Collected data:
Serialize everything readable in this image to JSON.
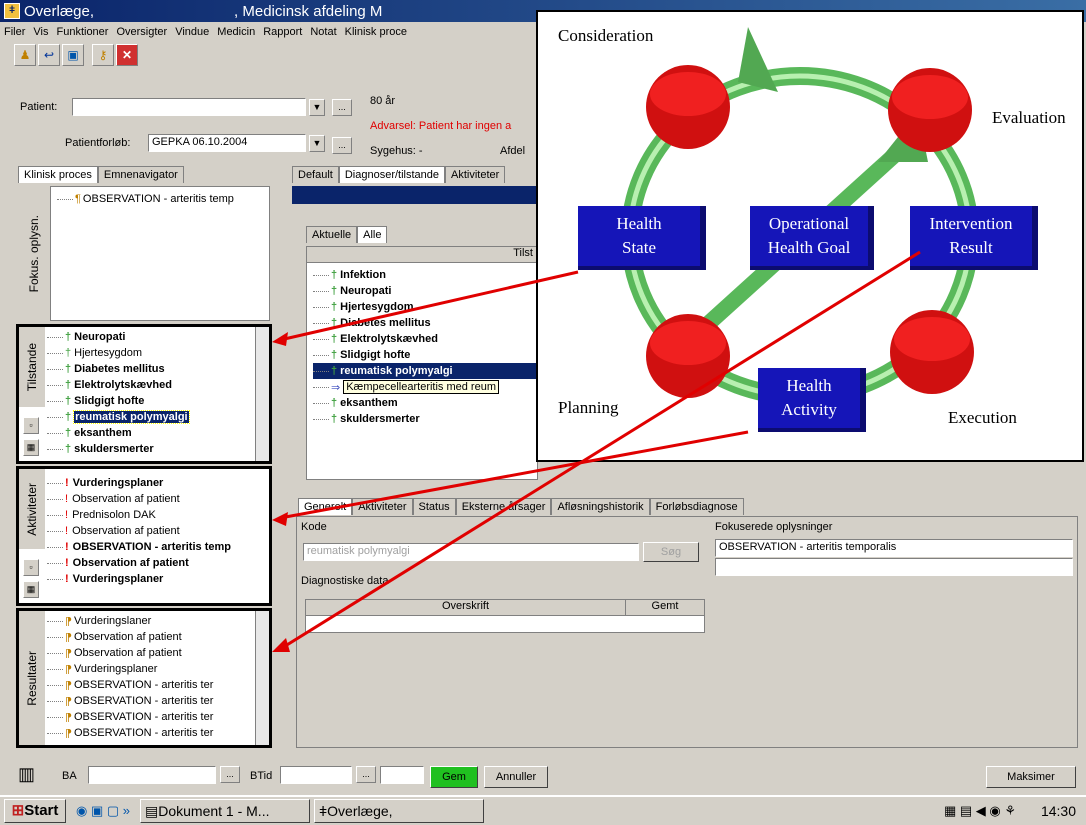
{
  "window": {
    "title_a": "Overlæge,",
    "title_b": ", Medicinsk afdeling M"
  },
  "menu": [
    "Filer",
    "Vis",
    "Funktioner",
    "Oversigter",
    "Vindue",
    "Medicin",
    "Rapport",
    "Notat",
    "Klinisk proce"
  ],
  "patient": {
    "label": "Patient:",
    "age": "80 år",
    "warning": "Advarsel: Patient har ingen a",
    "course_label": "Patientforløb:",
    "course_value": "GEPKA 06.10.2004",
    "hospital": "Sygehus: -",
    "department": "Afdel"
  },
  "left_tabs": [
    "Klinisk proces",
    "Emnenavigator"
  ],
  "fokus": {
    "label": "Fokus. oplysn.",
    "items": [
      "OBSERVATION - arteritis temp"
    ]
  },
  "tilstande": {
    "label": "Tilstande",
    "items": [
      "Neuropati",
      "Hjertesygdom",
      "Diabetes mellitus",
      "Elektrolytskævhed",
      "Slidgigt hofte",
      "reumatisk polymyalgi",
      "eksanthem",
      "skuldersmerter"
    ]
  },
  "aktiviteter": {
    "label": "Aktiviteter",
    "items": [
      "Vurderingsplaner",
      "Observation af patient",
      "Prednisolon DAK",
      "Observation af patient",
      "OBSERVATION - arteritis temp",
      "Observation af patient",
      "Vurderingsplaner"
    ]
  },
  "resultater": {
    "label": "Resultater",
    "items": [
      "Vurderingslaner",
      "Observation af patient",
      "Observation af patient",
      "Vurderingsplaner",
      "OBSERVATION - arteritis ter",
      "OBSERVATION - arteritis ter",
      "OBSERVATION - arteritis ter",
      "OBSERVATION - arteritis ter"
    ]
  },
  "main_tabs": [
    "Default",
    "Diagnoser/tilstande",
    "Aktiviteter"
  ],
  "sub_tabs": [
    "Aktuelle",
    "Alle"
  ],
  "diag_header": "Tilst",
  "diag_items": [
    "Infektion",
    "Neuropati",
    "Hjertesygdom",
    "Diabetes mellitus",
    "Elektrolytskævhed",
    "Slidgigt hofte",
    "reumatisk polymyalgi",
    "Kæmpecellearteritis med reum",
    "eksanthem",
    "skuldersmerter"
  ],
  "detail_tabs": [
    "Generelt",
    "Aktiviteter",
    "Status",
    "Eksterne årsager",
    "Afløsningshistorik",
    "Forløbsdiagnose"
  ],
  "detail": {
    "kode_label": "Kode",
    "kode_value": "reumatisk polymyalgi",
    "search_btn": "Søg",
    "diag_label": "Diagnostiske data",
    "col_overskrift": "Overskrift",
    "col_gemt": "Gemt",
    "fokus_label": "Fokuserede oplysninger",
    "fokus_value": "OBSERVATION - arteritis temporalis"
  },
  "bottom": {
    "ba": "BA",
    "btid": "BTid",
    "save": "Gem",
    "cancel": "Annuller",
    "maximize": "Maksimer"
  },
  "taskbar": {
    "start": "Start",
    "task1": "Dokument 1 - M...",
    "task2": "Overlæge,",
    "clock": "14:30"
  },
  "diagram": {
    "consideration": "Consideration",
    "evaluation": "Evaluation",
    "planning": "Planning",
    "execution": "Execution",
    "box1_a": "Health",
    "box1_b": "State",
    "box2_a": "Operational",
    "box2_b": "Health Goal",
    "box3_a": "Intervention",
    "box3_b": "Result",
    "box4_a": "Health",
    "box4_b": "Activity"
  }
}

_What you have to do_: All of the entries above should be copied exactly, except for the pictures.

_Solution to this task_:
Serialize everything readable in this image to JSON.
{
  "window": {
    "title_a": "Overlæge,",
    "title_b": ", Medicinsk afdeling M"
  },
  "menu": [
    "Filer",
    "Vis",
    "Funktioner",
    "Oversigter",
    "Vindue",
    "Medicin",
    "Rapport",
    "Notat",
    "Klinisk proce"
  ],
  "patient": {
    "label": "Patient:",
    "age": "80 år",
    "warning": "Advarsel: Patient har ingen a",
    "course_label": "Patientforløb:",
    "course_value": "GEPKA 06.10.2004",
    "hospital": "Sygehus: -",
    "department": "Afdel"
  },
  "left_tabs": [
    "Klinisk proces",
    "Emnenavigator"
  ],
  "fokus": {
    "label": "Fokus. oplysn.",
    "items": [
      "OBSERVATION - arteritis temp"
    ]
  },
  "tilstande": {
    "label": "Tilstande",
    "items": [
      "Neuropati",
      "Hjertesygdom",
      "Diabetes mellitus",
      "Elektrolytskævhed",
      "Slidgigt hofte",
      "reumatisk polymyalgi",
      "eksanthem",
      "skuldersmerter"
    ]
  },
  "aktiviteter": {
    "label": "Aktiviteter",
    "items": [
      "Vurderingsplaner",
      "Observation af patient",
      "Prednisolon DAK",
      "Observation af patient",
      "OBSERVATION - arteritis temp",
      "Observation af patient",
      "Vurderingsplaner"
    ]
  },
  "resultater": {
    "label": "Resultater",
    "items": [
      "Vurderingslaner",
      "Observation af patient",
      "Observation af patient",
      "Vurderingsplaner",
      "OBSERVATION - arteritis ter",
      "OBSERVATION - arteritis ter",
      "OBSERVATION - arteritis ter",
      "OBSERVATION - arteritis ter"
    ]
  },
  "main_tabs": [
    "Default",
    "Diagnoser/tilstande",
    "Aktiviteter"
  ],
  "sub_tabs": [
    "Aktuelle",
    "Alle"
  ],
  "diag_header": "Tilst",
  "diag_items": [
    "Infektion",
    "Neuropati",
    "Hjertesygdom",
    "Diabetes mellitus",
    "Elektrolytskævhed",
    "Slidgigt hofte",
    "reumatisk polymyalgi",
    "Kæmpecellearteritis med reum",
    "eksanthem",
    "skuldersmerter"
  ],
  "detail_tabs": [
    "Generelt",
    "Aktiviteter",
    "Status",
    "Eksterne årsager",
    "Afløsningshistorik",
    "Forløbsdiagnose"
  ],
  "detail": {
    "kode_label": "Kode",
    "kode_value": "reumatisk polymyalgi",
    "search_btn": "Søg",
    "diag_label": "Diagnostiske data",
    "col_overskrift": "Overskrift",
    "col_gemt": "Gemt",
    "fokus_label": "Fokuserede oplysninger",
    "fokus_value": "OBSERVATION - arteritis temporalis"
  },
  "bottom": {
    "ba": "BA",
    "btid": "BTid",
    "save": "Gem",
    "cancel": "Annuller",
    "maximize": "Maksimer"
  },
  "taskbar": {
    "start": "Start",
    "task1": "Dokument 1 - M...",
    "task2": "Overlæge,",
    "clock": "14:30"
  },
  "diagram": {
    "consideration": "Consideration",
    "evaluation": "Evaluation",
    "planning": "Planning",
    "execution": "Execution",
    "box1_a": "Health",
    "box1_b": "State",
    "box2_a": "Operational",
    "box2_b": "Health Goal",
    "box3_a": "Intervention",
    "box3_b": "Result",
    "box4_a": "Health",
    "box4_b": "Activity"
  }
}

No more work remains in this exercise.